WHAT TO PRODUCE: Determine how many lines include the word "Response", then give that number and nothing more.

— START DATA —

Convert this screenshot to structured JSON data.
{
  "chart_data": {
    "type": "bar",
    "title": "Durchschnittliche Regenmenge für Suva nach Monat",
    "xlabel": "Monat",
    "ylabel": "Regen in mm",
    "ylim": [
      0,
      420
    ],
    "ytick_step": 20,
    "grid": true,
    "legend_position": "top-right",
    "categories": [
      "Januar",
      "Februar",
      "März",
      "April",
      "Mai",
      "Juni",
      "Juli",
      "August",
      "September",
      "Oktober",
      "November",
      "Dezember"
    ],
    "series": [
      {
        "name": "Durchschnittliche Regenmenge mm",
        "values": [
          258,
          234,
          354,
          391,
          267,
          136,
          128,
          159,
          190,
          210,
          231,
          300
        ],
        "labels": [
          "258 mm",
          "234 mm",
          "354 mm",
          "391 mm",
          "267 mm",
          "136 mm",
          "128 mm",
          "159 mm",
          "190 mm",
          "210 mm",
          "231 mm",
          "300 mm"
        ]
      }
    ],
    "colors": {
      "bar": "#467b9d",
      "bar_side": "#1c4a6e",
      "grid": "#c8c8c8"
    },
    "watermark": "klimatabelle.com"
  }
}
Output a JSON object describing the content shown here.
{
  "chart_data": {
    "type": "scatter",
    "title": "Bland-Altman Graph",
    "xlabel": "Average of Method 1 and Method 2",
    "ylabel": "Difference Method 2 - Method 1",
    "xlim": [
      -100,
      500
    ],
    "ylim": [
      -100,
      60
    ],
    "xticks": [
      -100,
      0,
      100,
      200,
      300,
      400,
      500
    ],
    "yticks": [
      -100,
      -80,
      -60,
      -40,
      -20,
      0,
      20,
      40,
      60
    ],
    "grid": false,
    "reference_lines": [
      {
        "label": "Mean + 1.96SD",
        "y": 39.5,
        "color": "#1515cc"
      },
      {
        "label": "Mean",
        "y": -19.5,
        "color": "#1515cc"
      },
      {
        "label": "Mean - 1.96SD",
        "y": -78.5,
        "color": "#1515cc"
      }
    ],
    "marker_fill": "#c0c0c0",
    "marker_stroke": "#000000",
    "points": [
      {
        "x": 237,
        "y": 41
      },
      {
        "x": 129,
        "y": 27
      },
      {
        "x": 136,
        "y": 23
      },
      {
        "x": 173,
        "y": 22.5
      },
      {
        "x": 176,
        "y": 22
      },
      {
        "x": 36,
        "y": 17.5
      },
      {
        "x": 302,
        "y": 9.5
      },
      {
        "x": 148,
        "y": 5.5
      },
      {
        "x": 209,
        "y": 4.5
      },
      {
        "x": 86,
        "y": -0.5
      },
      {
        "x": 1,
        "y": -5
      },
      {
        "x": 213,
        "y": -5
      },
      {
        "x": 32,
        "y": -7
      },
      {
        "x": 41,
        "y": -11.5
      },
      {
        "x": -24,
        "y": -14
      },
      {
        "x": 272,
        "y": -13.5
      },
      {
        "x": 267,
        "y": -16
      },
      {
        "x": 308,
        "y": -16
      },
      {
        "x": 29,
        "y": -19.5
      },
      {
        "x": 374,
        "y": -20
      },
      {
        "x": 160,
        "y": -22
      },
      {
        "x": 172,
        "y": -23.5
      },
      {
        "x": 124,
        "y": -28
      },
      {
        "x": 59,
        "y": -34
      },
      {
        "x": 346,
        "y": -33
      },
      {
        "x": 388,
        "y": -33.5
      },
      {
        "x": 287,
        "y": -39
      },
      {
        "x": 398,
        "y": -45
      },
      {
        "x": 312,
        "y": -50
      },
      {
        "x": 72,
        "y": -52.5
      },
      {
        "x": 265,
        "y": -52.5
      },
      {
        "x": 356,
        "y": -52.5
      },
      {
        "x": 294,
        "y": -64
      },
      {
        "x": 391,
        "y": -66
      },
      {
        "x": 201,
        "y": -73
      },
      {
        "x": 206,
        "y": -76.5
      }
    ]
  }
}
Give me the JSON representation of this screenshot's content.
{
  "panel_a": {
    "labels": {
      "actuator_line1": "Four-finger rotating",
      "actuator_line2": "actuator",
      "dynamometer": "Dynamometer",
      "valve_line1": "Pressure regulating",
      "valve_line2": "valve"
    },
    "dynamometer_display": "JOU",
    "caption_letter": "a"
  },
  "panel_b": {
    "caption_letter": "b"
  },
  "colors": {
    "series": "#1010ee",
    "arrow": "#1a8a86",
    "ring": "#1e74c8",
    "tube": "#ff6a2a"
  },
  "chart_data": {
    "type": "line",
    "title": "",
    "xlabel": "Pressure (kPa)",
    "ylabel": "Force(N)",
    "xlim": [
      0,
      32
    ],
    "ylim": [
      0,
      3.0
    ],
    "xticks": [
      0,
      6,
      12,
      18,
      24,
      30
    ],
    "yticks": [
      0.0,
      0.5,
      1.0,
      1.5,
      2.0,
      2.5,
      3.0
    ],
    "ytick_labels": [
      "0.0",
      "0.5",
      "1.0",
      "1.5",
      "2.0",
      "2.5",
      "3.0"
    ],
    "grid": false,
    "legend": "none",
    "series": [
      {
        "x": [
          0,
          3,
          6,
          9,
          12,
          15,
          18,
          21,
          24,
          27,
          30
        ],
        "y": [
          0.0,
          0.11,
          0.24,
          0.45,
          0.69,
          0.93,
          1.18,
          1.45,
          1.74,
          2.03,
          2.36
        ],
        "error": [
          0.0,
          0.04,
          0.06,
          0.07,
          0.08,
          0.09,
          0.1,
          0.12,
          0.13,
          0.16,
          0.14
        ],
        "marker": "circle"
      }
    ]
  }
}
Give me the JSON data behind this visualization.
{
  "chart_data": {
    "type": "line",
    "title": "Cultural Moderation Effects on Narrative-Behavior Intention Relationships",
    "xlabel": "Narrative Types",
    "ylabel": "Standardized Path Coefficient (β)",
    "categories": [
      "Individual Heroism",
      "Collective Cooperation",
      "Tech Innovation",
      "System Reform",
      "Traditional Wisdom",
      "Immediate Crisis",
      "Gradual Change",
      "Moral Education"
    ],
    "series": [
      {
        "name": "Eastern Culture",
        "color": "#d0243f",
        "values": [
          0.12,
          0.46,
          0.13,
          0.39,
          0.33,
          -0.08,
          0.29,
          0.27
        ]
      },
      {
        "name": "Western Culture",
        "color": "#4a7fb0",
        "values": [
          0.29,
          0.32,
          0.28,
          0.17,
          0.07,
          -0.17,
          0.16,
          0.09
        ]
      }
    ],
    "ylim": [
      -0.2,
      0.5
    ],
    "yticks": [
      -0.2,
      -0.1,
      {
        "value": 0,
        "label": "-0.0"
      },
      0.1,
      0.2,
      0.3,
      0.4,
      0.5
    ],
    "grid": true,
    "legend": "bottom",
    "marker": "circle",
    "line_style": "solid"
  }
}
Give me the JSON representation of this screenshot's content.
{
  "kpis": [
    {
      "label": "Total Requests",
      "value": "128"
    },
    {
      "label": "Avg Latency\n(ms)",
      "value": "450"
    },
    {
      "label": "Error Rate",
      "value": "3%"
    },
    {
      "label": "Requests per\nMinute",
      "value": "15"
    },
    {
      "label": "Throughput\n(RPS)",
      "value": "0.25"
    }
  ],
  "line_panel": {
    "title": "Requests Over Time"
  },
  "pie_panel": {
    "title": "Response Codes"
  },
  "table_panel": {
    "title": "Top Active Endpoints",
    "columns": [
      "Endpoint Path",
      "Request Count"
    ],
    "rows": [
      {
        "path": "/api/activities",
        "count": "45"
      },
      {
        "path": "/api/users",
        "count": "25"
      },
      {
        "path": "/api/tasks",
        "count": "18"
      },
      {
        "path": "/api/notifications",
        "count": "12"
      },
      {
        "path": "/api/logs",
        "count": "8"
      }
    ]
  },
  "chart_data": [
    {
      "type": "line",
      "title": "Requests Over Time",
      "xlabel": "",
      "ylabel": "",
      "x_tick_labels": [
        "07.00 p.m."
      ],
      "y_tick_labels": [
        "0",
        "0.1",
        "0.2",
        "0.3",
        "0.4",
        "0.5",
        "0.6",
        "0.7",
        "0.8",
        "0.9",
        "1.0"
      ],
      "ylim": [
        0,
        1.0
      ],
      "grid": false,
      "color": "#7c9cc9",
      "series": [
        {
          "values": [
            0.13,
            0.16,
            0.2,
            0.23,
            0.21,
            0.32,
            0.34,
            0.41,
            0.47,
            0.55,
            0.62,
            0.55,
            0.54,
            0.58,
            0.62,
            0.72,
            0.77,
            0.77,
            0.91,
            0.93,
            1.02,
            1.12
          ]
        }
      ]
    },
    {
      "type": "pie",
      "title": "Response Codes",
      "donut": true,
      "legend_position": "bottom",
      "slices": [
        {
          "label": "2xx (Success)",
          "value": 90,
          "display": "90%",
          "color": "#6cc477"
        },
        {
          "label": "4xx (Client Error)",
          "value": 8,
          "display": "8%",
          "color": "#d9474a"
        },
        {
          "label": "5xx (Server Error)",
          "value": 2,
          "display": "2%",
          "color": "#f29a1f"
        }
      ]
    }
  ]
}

— END DATA —

SOLVED PROBLEM: 2